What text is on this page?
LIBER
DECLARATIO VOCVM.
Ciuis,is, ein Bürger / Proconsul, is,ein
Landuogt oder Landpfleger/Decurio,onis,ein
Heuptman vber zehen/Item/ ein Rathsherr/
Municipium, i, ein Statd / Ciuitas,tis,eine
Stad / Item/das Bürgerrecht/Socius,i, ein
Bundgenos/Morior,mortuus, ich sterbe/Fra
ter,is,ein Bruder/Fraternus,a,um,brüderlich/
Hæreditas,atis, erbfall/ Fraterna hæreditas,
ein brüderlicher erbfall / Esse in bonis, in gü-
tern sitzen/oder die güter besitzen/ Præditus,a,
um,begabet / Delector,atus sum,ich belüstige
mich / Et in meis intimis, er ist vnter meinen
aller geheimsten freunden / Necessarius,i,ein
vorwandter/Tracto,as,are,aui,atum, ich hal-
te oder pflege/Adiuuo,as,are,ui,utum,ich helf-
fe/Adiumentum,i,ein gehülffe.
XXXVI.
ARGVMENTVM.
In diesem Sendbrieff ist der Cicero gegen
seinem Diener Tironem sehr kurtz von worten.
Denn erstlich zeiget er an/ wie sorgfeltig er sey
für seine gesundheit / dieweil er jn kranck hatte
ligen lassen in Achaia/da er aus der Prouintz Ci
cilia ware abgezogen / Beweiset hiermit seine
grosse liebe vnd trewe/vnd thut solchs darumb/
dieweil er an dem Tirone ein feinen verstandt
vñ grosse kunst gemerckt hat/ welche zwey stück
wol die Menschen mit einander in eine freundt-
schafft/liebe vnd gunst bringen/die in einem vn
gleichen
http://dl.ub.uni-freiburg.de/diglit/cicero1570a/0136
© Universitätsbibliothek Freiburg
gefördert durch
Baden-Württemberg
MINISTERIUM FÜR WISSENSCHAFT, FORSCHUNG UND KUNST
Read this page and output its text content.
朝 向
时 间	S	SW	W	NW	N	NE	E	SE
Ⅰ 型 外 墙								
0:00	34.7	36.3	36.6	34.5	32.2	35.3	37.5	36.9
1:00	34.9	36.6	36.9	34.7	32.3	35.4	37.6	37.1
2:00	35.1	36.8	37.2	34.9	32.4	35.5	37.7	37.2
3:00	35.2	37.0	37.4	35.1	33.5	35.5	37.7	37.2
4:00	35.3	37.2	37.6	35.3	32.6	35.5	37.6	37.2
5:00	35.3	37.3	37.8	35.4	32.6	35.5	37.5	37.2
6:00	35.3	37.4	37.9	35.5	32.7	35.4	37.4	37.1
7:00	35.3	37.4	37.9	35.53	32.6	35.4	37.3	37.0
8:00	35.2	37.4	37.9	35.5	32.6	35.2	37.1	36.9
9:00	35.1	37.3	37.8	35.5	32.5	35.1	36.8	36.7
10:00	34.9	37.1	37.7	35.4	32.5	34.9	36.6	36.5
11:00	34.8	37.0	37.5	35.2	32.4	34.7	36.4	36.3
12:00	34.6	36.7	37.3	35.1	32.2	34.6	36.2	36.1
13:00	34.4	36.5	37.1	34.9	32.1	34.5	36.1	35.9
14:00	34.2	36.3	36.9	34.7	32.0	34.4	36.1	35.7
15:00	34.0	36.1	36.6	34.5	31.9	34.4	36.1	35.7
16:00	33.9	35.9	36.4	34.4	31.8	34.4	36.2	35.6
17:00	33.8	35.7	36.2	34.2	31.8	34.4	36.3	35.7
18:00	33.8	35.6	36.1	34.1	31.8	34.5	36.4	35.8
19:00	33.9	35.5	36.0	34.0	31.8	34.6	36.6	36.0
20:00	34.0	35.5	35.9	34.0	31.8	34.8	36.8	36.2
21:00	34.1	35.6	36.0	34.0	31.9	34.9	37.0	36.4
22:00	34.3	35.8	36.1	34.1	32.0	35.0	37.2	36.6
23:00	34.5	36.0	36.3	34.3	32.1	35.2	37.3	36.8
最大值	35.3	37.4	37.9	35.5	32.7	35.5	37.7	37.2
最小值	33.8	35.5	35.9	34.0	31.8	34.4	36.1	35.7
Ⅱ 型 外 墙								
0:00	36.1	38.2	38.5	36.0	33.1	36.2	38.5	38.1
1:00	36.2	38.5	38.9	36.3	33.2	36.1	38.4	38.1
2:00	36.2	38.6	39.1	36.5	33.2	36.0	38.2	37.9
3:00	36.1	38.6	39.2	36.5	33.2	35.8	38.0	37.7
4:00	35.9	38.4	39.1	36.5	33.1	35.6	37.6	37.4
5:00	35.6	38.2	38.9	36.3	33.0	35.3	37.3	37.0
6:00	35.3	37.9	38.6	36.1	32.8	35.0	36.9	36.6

▶ [Your task]
Repeat the listing in full, keeping every line exactly as it is.

▶ [Correct result]
What text is on this page?
LIBER
DECLARATIO VOCVM.
Ciuis,is, ein Bürger / Proconsul, is,ein
Landuogt oder Landpfleger/Decurio,onis,ein
Heuptman vber zehen/Item/ ein Rathsherr/
Municipium, i, ein Statd / Ciuitas,tis,eine
Stad / Item/das Bürgerrecht/Socius,i, ein
Bundgenos/Morior,mortuus, ich sterbe/Fra
ter,is,ein Bruder/Fraternus,a,um,brüderlich/
Hæreditas,atis, erbfall/ Fraterna hæreditas,
ein brüderlicher erbfall / Esse in bonis, in gü-
tern sitzen/oder die güter besitzen/ Præditus,a,
um,begabet / Delector,atus sum,ich belüstige
mich / Et in meis intimis, er ist vnter meinen
aller geheimsten freunden / Necessarius,i,ein
vorwandter/Tracto,as,are,aui,atum, ich hal-
te oder pflege/Adiuuo,as,are,ui,utum,ich helf-
fe/Adiumentum,i,ein gehülffe.
XXXVI.
ARGVMENTVM.
In diesem Sendbrieff ist der Cicero gegen
seinem Diener Tironem sehr kurtz von worten.
Denn erstlich zeiget er an/ wie sorgfeltig er sey
für seine gesundheit / dieweil er jn kranck hatte
ligen lassen in Achaia/da er aus der Prouintz Ci
cilia ware abgezogen / Beweiset hiermit seine
grosse liebe vnd trewe/vnd thut solchs darumb/
dieweil er an dem Tirone ein feinen verstandt
vñ grosse kunst gemerckt hat/ welche zwey stück
wol die Menschen mit einander in eine freundt-
schafft/liebe vnd gunst bringen/die in einem vn
gleichen
http://dl.ub.uni-freiburg.de/diglit/cicero1570a/0136
© Universitätsbibliothek Freiburg
gefördert durch
Baden-Württemberg
MINISTERIUM FÜR WISSENSCHAFT, FORSCHUNG UND KUNST
Read this page and output its text content.
朝 向
时 间	S	SW	W	NW	N	NE	E	SE
Ⅰ 型 外 墙								
0:00	34.7	36.3	36.6	34.5	32.2	35.3	37.5	36.9
1:00	34.9	36.6	36.9	34.7	32.3	35.4	37.6	37.1
2:00	35.1	36.8	37.2	34.9	32.4	35.5	37.7	37.2
3:00	35.2	37.0	37.4	35.1	33.5	35.5	37.7	37.2
4:00	35.3	37.2	37.6	35.3	32.6	35.5	37.6	37.2
5:00	35.3	37.3	37.8	35.4	32.6	35.5	37.5	37.2
6:00	35.3	37.4	37.9	35.5	32.7	35.4	37.4	37.1
7:00	35.3	37.4	37.9	35.53	32.6	35.4	37.3	37.0
8:00	35.2	37.4	37.9	35.5	32.6	35.2	37.1	36.9
9:00	35.1	37.3	37.8	35.5	32.5	35.1	36.8	36.7
10:00	34.9	37.1	37.7	35.4	32.5	34.9	36.6	36.5
11:00	34.8	37.0	37.5	35.2	32.4	34.7	36.4	36.3
12:00	34.6	36.7	37.3	35.1	32.2	34.6	36.2	36.1
13:00	34.4	36.5	37.1	34.9	32.1	34.5	36.1	35.9
14:00	34.2	36.3	36.9	34.7	32.0	34.4	36.1	35.7
15:00	34.0	36.1	36.6	34.5	31.9	34.4	36.1	35.7
16:00	33.9	35.9	36.4	34.4	31.8	34.4	36.2	35.6
17:00	33.8	35.7	36.2	34.2	31.8	34.4	36.3	35.7
18:00	33.8	35.6	36.1	34.1	31.8	34.5	36.4	35.8
19:00	33.9	35.5	36.0	34.0	31.8	34.6	36.6	36.0
20:00	34.0	35.5	35.9	34.0	31.8	34.8	36.8	36.2
21:00	34.1	35.6	36.0	34.0	31.9	34.9	37.0	36.4
22:00	34.3	35.8	36.1	34.1	32.0	35.0	37.2	36.6
23:00	34.5	36.0	36.3	34.3	32.1	35.2	37.3	36.8
最大值	35.3	37.4	37.9	35.5	32.7	35.5	37.7	37.2
最小值	33.8	35.5	35.9	34.0	31.8	34.4	36.1	35.7
Ⅱ 型 外 墙								
0:00	36.1	38.2	38.5	36.0	33.1	36.2	38.5	38.1
1:00	36.2	38.5	38.9	36.3	33.2	36.1	38.4	38.1
2:00	36.2	38.6	39.1	36.5	33.2	36.0	38.2	37.9
3:00	36.1	38.6	39.2	36.5	33.2	35.8	38.0	37.7
4:00	35.9	38.4	39.1	36.5	33.1	35.6	37.6	37.4
5:00	35.6	38.2	38.9	36.3	33.0	35.3	37.3	37.0
6:00	35.3	37.9	38.6	36.1	32.8	35.0	36.9	36.6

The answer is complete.